> _EXERCISE DIRECTIONS_: Your task is to copy every record exactly.

start

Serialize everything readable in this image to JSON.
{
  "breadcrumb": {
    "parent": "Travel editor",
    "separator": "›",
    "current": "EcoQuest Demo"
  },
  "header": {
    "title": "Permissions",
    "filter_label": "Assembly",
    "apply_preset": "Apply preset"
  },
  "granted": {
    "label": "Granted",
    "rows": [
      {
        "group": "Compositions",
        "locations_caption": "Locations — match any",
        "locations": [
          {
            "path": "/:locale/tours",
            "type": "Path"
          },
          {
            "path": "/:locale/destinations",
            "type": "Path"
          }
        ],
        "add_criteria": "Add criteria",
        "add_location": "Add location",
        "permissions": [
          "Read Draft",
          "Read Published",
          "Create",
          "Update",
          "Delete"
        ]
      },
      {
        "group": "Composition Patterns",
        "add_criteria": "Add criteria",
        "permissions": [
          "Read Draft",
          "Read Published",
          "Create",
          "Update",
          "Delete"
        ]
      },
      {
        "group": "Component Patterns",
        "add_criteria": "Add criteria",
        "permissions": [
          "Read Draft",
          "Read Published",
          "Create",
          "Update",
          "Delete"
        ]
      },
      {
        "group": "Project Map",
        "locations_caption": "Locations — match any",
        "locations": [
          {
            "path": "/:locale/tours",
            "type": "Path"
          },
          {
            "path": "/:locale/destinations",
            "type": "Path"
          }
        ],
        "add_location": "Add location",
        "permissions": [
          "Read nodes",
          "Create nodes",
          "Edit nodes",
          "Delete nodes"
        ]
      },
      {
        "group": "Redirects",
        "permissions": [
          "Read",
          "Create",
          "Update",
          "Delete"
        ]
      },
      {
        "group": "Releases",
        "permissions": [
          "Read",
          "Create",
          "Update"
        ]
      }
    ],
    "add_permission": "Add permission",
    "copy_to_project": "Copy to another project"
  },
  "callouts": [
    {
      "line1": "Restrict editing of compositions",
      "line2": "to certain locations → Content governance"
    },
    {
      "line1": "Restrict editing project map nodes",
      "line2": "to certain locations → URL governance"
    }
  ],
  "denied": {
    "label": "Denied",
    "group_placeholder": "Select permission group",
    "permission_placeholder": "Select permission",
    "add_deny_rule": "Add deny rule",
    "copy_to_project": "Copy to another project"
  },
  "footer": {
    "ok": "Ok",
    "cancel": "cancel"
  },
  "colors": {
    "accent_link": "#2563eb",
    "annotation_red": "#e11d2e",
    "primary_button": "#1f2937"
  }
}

end

> _THE REPLY_:
Serialize everything readable in this image to JSON.
{
  "breadcrumb": {
    "parent": "Travel editor",
    "separator": "›",
    "current": "EcoQuest Demo"
  },
  "header": {
    "title": "Permissions",
    "filter_label": "Assembly",
    "apply_preset": "Apply preset"
  },
  "granted": {
    "label": "Granted",
    "rows": [
      {
        "group": "Compositions",
        "locations_caption": "Locations — match any",
        "locations": [
          {
            "path": "/:locale/tours",
            "type": "Path"
          },
          {
            "path": "/:locale/destinations",
            "type": "Path"
          }
        ],
        "add_criteria": "Add criteria",
        "add_location": "Add location",
        "permissions": [
          "Read Draft",
          "Read Published",
          "Create",
          "Update",
          "Delete"
        ]
      },
      {
        "group": "Composition Patterns",
        "add_criteria": "Add criteria",
        "permissions": [
          "Read Draft",
          "Read Published",
          "Create",
          "Update",
          "Delete"
        ]
      },
      {
        "group": "Component Patterns",
        "add_criteria": "Add criteria",
        "permissions": [
          "Read Draft",
          "Read Published",
          "Create",
          "Update",
          "Delete"
        ]
      },
      {
        "group": "Project Map",
        "locations_caption": "Locations — match any",
        "locations": [
          {
            "path": "/:locale/tours",
            "type": "Path"
          },
          {
            "path": "/:locale/destinations",
            "type": "Path"
          }
        ],
        "add_location": "Add location",
        "permissions": [
          "Read nodes",
          "Create nodes",
          "Edit nodes",
          "Delete nodes"
        ]
      },
      {
        "group": "Redirects",
        "permissions": [
          "Read",
          "Create",
          "Update",
          "Delete"
        ]
      },
      {
        "group": "Releases",
        "permissions": [
          "Read",
          "Create",
          "Update"
        ]
      }
    ],
    "add_permission": "Add permission",
    "copy_to_project": "Copy to another project"
  },
  "callouts": [
    {
      "line1": "Restrict editing of compositions",
      "line2": "to certain locations → Content governance"
    },
    {
      "line1": "Restrict editing project map nodes",
      "line2": "to certain locations → URL governance"
    }
  ],
  "denied": {
    "label": "Denied",
    "group_placeholder": "Select permission group",
    "permission_placeholder": "Select permission",
    "add_deny_rule": "Add deny rule",
    "copy_to_project": "Copy to another project"
  },
  "footer": {
    "ok": "Ok",
    "cancel": "cancel"
  },
  "colors": {
    "accent_link": "#2563eb",
    "annotation_red": "#e11d2e",
    "primary_button": "#1f2937"
  }
}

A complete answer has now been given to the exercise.